> EXERCISE DIRECTIONS: Write out, word for word, the stretch of the comment thread on aging and design from "I agree that" through "takes its course.".

> EXCERPT PROVIDED:
At 2:14 PM, Anonymous Anonymous said...

This is a pretty interesting case against the idea that humans were built to last, but I don't think that's an integral criterium for most intelligent design theories. If they use the bible to support anything, it does say something along the lines of God stating outright that he won't allow man to live more than 120 years. The repercussions of DNA being stored in mitochondria doesn't serve as evidence against ID in that light.

 
At 1:23 AM, Anonymous Anonymous said...

There are many who believe that the body is a design that can live for many hundreds of years and there have been accounts of such people, is there a mutation where individuals in the past have been born with these genes in another place, it makes us wonder if the 'body clock' is there by design or by accident.

 
At 1:33 AM, Anonymous Anonymous said...

Having the ability to control aging is a dangerous thing, I know this is just research but if through gene manipulation it was possible the population increase would be unsustainable, we would quickly over populate the planet, this is for some the territory of god and maybe we should not pursue this path.

 
At 5:37 AM, Anonymous Anonymous said...

I agree that we should not try to manipulate genes, something could and probably would go drastically wrong, we are sometimes a little arogant with out scientific knowledge and it is a dangerous attitude to have, we should let nature takes its course.

> DATASET RECORDS:
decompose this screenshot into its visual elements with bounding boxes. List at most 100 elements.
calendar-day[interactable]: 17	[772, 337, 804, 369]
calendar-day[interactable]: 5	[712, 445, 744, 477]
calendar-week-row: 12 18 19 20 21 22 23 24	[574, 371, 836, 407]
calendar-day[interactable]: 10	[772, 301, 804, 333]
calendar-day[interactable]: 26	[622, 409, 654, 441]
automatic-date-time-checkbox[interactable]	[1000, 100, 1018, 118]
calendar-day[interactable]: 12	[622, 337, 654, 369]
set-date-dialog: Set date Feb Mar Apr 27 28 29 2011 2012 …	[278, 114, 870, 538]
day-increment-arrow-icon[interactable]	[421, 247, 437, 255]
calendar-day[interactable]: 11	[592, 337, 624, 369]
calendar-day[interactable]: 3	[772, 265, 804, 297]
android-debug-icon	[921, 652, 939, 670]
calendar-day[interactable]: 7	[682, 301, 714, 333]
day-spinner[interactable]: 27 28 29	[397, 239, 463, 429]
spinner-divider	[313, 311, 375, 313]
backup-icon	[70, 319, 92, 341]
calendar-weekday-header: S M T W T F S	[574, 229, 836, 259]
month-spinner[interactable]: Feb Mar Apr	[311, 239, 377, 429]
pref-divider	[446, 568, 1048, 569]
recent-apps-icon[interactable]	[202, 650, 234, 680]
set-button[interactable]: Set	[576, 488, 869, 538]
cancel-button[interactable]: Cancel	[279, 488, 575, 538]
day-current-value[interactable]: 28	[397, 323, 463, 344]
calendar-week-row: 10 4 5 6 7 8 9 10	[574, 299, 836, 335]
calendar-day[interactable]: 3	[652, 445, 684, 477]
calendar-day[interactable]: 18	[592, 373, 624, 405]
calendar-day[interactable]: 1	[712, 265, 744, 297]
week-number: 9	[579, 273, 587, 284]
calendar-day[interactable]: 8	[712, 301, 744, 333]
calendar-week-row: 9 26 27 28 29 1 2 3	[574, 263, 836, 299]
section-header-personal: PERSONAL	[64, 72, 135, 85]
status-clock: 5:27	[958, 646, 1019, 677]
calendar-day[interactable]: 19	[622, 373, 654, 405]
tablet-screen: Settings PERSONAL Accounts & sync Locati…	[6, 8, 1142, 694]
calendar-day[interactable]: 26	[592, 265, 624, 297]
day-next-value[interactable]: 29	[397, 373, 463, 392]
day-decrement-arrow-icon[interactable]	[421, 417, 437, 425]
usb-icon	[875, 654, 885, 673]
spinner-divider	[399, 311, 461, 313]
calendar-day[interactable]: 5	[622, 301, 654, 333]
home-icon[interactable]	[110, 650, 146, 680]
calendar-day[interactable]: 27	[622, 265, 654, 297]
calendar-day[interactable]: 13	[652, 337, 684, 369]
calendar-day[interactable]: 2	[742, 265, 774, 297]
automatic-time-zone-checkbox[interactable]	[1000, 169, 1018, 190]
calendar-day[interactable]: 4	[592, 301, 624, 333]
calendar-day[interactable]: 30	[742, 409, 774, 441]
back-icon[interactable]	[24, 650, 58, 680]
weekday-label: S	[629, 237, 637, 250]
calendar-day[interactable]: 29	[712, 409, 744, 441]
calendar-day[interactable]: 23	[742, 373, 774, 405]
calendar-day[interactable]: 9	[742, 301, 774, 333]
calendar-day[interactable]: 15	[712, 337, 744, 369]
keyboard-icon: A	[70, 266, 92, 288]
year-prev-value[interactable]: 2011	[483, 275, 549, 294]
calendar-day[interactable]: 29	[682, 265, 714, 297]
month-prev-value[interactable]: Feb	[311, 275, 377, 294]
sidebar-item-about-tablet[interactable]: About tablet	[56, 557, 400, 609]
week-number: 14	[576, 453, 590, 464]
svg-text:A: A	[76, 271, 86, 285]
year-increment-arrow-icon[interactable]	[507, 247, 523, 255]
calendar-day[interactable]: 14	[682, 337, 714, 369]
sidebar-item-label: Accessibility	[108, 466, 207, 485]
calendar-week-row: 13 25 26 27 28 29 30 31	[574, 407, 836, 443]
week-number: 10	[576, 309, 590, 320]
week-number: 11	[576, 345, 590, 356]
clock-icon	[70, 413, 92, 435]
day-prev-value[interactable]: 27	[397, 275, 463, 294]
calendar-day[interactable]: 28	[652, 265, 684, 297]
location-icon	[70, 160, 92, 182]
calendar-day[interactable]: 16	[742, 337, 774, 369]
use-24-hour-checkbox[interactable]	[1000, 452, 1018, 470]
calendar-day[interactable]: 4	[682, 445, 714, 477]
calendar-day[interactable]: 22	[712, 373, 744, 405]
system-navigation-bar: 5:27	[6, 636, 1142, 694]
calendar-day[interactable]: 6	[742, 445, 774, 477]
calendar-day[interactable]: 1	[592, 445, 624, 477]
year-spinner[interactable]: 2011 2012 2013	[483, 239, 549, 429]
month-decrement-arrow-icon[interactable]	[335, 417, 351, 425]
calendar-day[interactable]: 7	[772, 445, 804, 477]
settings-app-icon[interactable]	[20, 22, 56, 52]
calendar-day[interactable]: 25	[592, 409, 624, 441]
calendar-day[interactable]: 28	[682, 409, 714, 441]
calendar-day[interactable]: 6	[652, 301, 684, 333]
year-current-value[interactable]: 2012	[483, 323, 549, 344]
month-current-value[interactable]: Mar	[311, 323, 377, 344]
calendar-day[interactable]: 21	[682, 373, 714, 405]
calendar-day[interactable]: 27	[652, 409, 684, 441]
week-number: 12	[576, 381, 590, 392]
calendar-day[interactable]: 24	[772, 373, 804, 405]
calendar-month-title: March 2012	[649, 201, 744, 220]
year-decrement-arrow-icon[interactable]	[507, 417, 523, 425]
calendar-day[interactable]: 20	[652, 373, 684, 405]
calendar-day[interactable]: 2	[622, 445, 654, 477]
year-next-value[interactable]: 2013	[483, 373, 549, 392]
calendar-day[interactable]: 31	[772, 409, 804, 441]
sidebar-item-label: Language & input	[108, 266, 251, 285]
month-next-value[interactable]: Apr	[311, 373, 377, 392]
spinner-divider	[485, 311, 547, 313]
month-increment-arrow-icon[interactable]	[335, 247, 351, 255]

> WRITTEN SOLUTION:
I agree that we should not try to manipulate genes, something could and probably would go drastically wrong, we are sometimes a little arogant with out scientific knowledge and it is a dangerous attitude to have, we should let nature takes its course.